═════ Given records ═════

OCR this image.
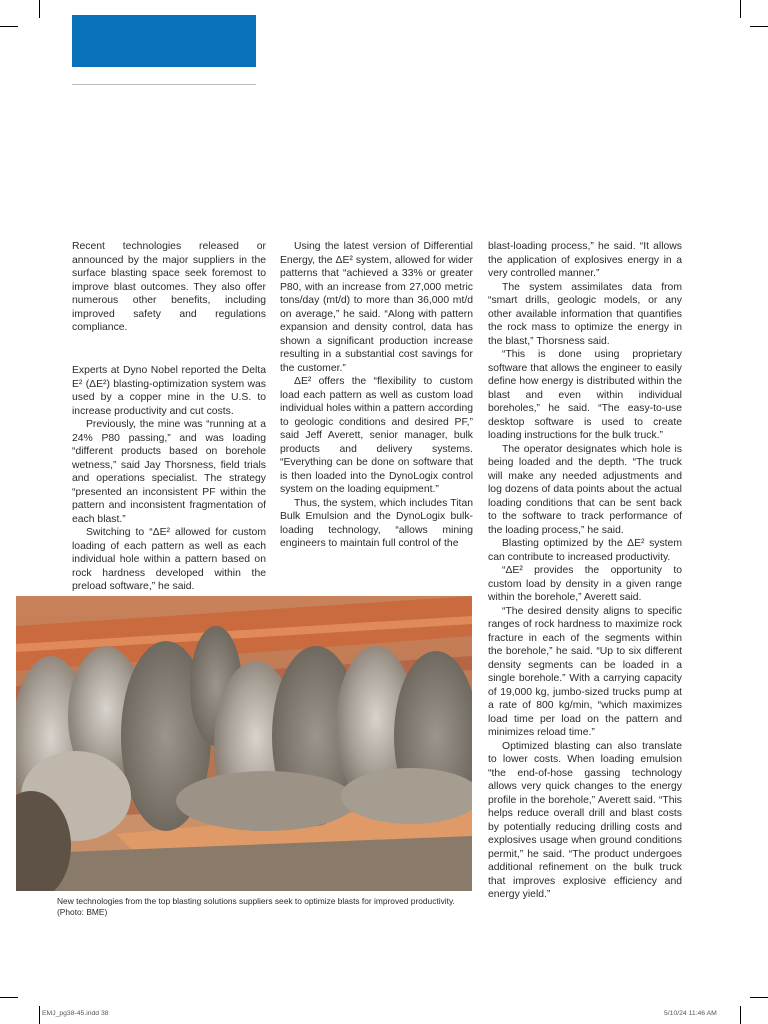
Recent technologies released or announced by the major suppliers in the surface blasting space seek foremost to improve blast outcomes. They also offer numerous other benefits, including improved safety and regulations compliance.

Experts at Dyno Nobel reported the Delta E² (ΔE²) blasting-optimization system was used by a copper mine in the U.S. to increase productivity and cut costs.

Previously, the mine was “running at a 24% P80 passing,” and was loading “different products based on borehole wetness,” said Jay Thorsness, field trials and operations specialist. The strategy “presented an inconsistent PF within the pattern and inconsistent fragmentation of each blast.”

Switching to “ΔE² allowed for custom loading of each pattern as well as each individual hole within a pattern based on rock hardness developed within the preload software,” he said.

Using the latest version of Differential Energy, the ΔE² system, allowed for wider patterns that “achieved a 33% or greater P80, with an increase from 27,000 metric tons/day (mt/d) to more than 36,000 mt/d on average,” he said. “Along with pattern expansion and density control, data has shown a significant production increase resulting in a substantial cost savings for the customer.”

ΔE² offers the “flexibility to custom load each pattern as well as custom load individual holes within a pattern according to geologic conditions and desired PF,” said Jeff Averett, senior manager, bulk products and delivery systems. “Everything can be done on software that is then loaded into the DynoLogix control system on the loading equipment.”

Thus, the system, which includes Titan Bulk Emulsion and the DynoLogix bulk-loading technology, “allows mining engineers to maintain full control of the

blast-loading process,” he said. “It allows the application of explosives energy in a very controlled manner.”

The system assimilates data from “smart drills, geologic models, or any other available information that quantifies the rock mass to optimize the energy in the blast,” Thorsness said.

“This is done using proprietary software that allows the engineer to easily define how energy is distributed within the blast and even within individual boreholes,” he said. “The easy-to-use desktop software is used to create loading instructions for the bulk truck.”

The operator designates which hole is being loaded and the depth. “The truck will make any needed adjustments and log dozens of data points about the actual loading conditions that can be sent back to the software to track performance of the loading process,” he said.

Blasting optimized by the ΔE² system can contribute to increased productivity.

“ΔE² provides the opportunity to custom load by density in a given range within the borehole,” Averett said.

“The desired density aligns to specific ranges of rock hardness to maximize rock fracture in each of the segments within the borehole,” he said. “Up to six different density segments can be loaded in a single borehole.” With a carrying capacity of 19,000 kg, jumbo-sized trucks pump at a rate of 800 kg/min, “which maximizes load time per load on the pattern and minimizes reload time.”

Optimized blasting can also translate to lower costs. When loading emulsion “the end-of-hose gassing technology allows very quick changes to the energy profile in the borehole,” Averett said. “This helps reduce overall drill and blast costs by potentially reducing drilling costs and explosives usage when ground conditions permit,” he said. “The product undergoes additional refinement on the bulk truck that improves explosive efficiency and energy yield.”

New technologies from the top blasting solutions suppliers seek to optimize blasts for improved productivity. (Photo: BME)
EMJ_pg38-45.indd 38	5/10/24 11:46 AM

═════

Copy each line containing the word "desired" from the data.

ΔE² offers the “flexibility to custom load each pattern as well as custom load individual holes within a pattern according to geologic conditions and desired PF,” said Jeff Averett, senior manager, bulk products and delivery systems. “Everything can be done on software that is then loaded into the DynoLogix control system on the loading equipment.”
“The desired density aligns to specific ranges of rock hardness to maximize rock fracture in each of the segments within the borehole,” he said. “Up to six different density segments can be loaded in a single borehole.” With a carrying capacity of 19,000 kg, jumbo-sized trucks pump at a rate of 800 kg/min, “which maximizes load time per load on the pattern and minimizes reload time.”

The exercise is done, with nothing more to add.